**Exercise description**
Return every line of the records below verbatim, with no pictures in the copy.

----- Material provided

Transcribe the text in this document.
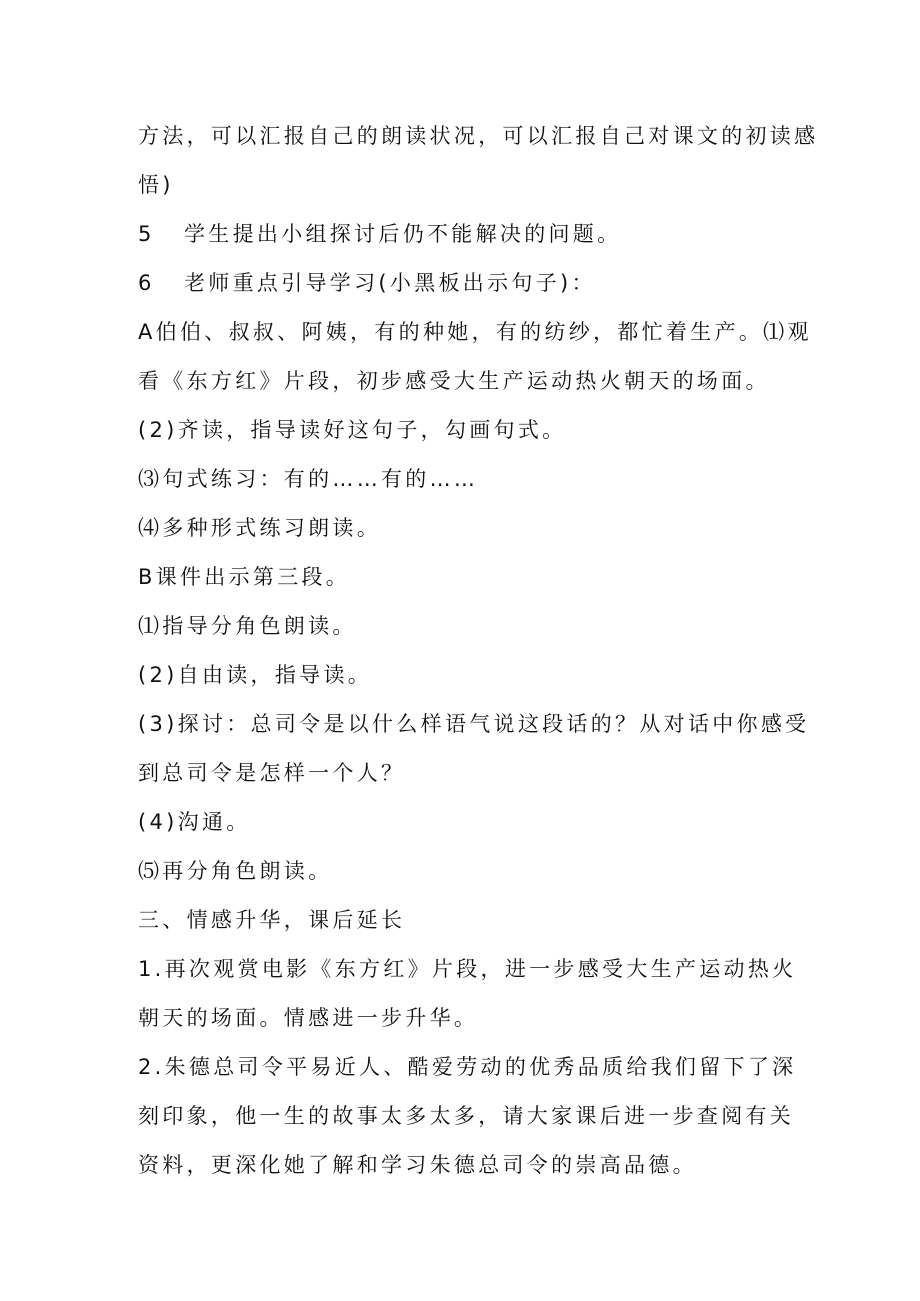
方法，可以汇报自己的朗读状况，可以汇报自己对课文的初读感
悟)
5 学生提出小组探讨后仍不能解决的问题。
6 老师重点引导学习(小黑板出示句子)：
A伯伯、叔叔、阿姨，有的种她，有的纺纱，都忙着生产。⑴观
看《东方红》片段，初步感受大生产运动热火朝天的场面。
(2)齐读，指导读好这句子，勾画句式。
⑶句式练习：有的……有的……
⑷多种形式练习朗读。
B课件出示第三段。
⑴指导分角色朗读。
(2)自由读，指导读。
(3)探讨：总司令是以什么样语气说这段话的？从对话中你感受
到总司令是怎样一个人？
(4)沟通。
⑸再分角色朗读。
三、情感升华，课后延长
1.再次观赏电影《东方红》片段，进一步感受大生产运动热火
朝天的场面。情感进一步升华。
2.朱德总司令平易近人、酷爱劳动的优秀品质给我们留下了深
刻印象，他一生的故事太多太多，请大家课后进一步查阅有关
资料，更深化她了解和学习朱德总司令的崇高品德。
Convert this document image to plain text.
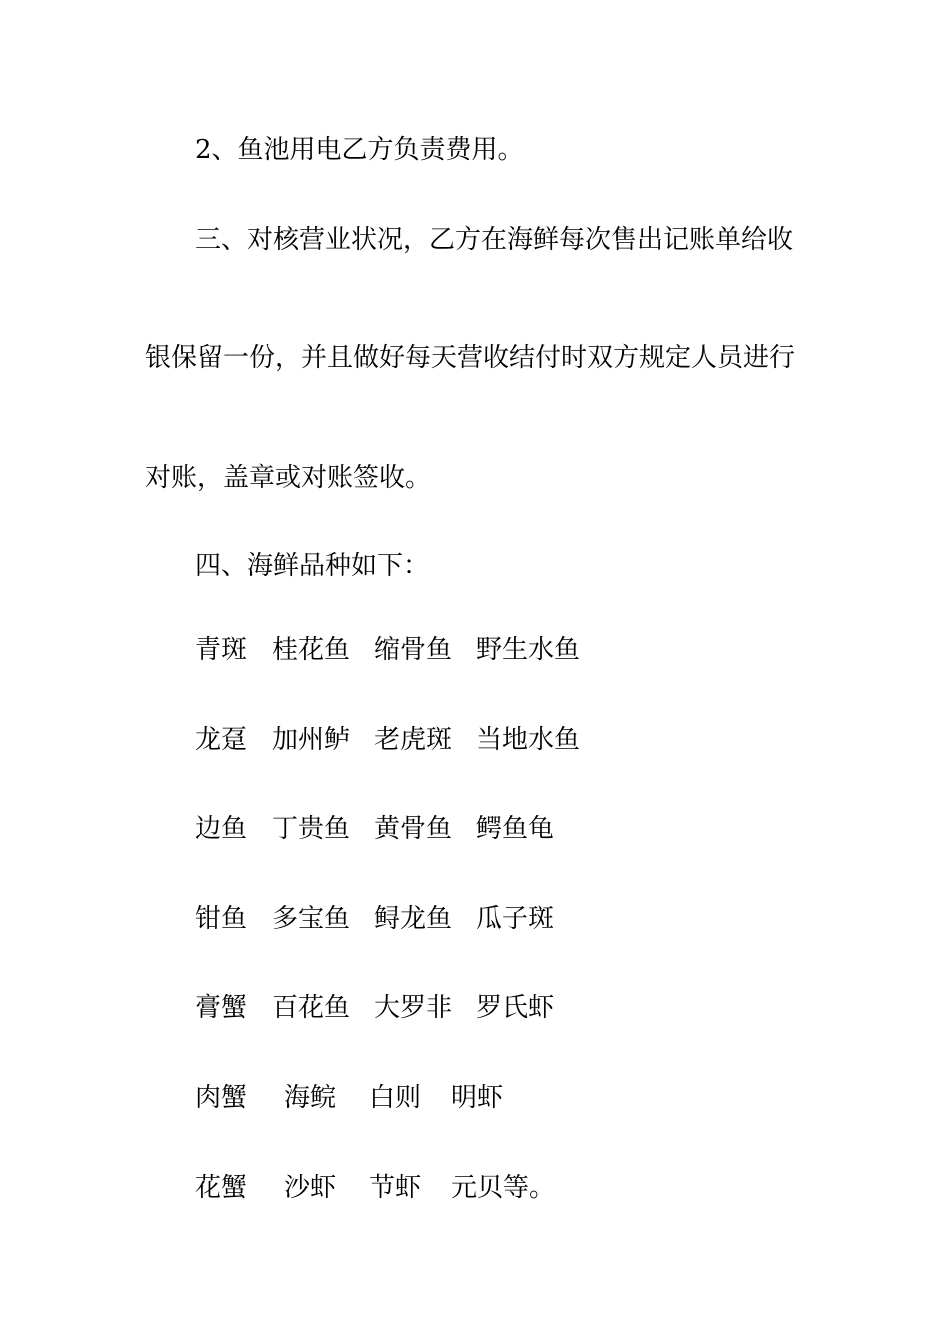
2、鱼池用电乙方负责费用。
三、对核营业状况，乙方在海鲜每次售出记账单给收
银保留一份，并且做好每天营收结付时双方规定人员进行
对账，盖章或对账签收。
四、海鲜品种如下：
青斑 桂花鱼 缩骨鱼 野生水鱼
龙趸 加州鲈 老虎斑 当地水鱼
边鱼 丁贵鱼 黄骨鱼 鳄鱼龟
钳鱼 多宝鱼 鲟龙鱼 瓜子斑
膏蟹 百花鱼 大罗非 罗氏虾
肉蟹 海鲩 白则 明虾
花蟹 沙虾 节虾 元贝等。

----------

**Answer**
Transcribe the text in this document.
方法，可以汇报自己的朗读状况，可以汇报自己对课文的初读感
悟)
5 学生提出小组探讨后仍不能解决的问题。
6 老师重点引导学习(小黑板出示句子)：
A伯伯、叔叔、阿姨，有的种她，有的纺纱，都忙着生产。⑴观
看《东方红》片段，初步感受大生产运动热火朝天的场面。
(2)齐读，指导读好这句子，勾画句式。
⑶句式练习：有的……有的……
⑷多种形式练习朗读。
B课件出示第三段。
⑴指导分角色朗读。
(2)自由读，指导读。
(3)探讨：总司令是以什么样语气说这段话的？从对话中你感受
到总司令是怎样一个人？
(4)沟通。
⑸再分角色朗读。
三、情感升华，课后延长
1.再次观赏电影《东方红》片段，进一步感受大生产运动热火
朝天的场面。情感进一步升华。
2.朱德总司令平易近人、酷爱劳动的优秀品质给我们留下了深
刻印象，他一生的故事太多太多，请大家课后进一步查阅有关
资料，更深化她了解和学习朱德总司令的崇高品德。
Convert this document image to plain text.
2、鱼池用电乙方负责费用。
三、对核营业状况，乙方在海鲜每次售出记账单给收
银保留一份，并且做好每天营收结付时双方规定人员进行
对账，盖章或对账签收。
四、海鲜品种如下：
青斑 桂花鱼 缩骨鱼 野生水鱼
龙趸 加州鲈 老虎斑 当地水鱼
边鱼 丁贵鱼 黄骨鱼 鳄鱼龟
钳鱼 多宝鱼 鲟龙鱼 瓜子斑
膏蟹 百花鱼 大罗非 罗氏虾
肉蟹 海鲩 白则 明虾
花蟹 沙虾 节虾 元贝等。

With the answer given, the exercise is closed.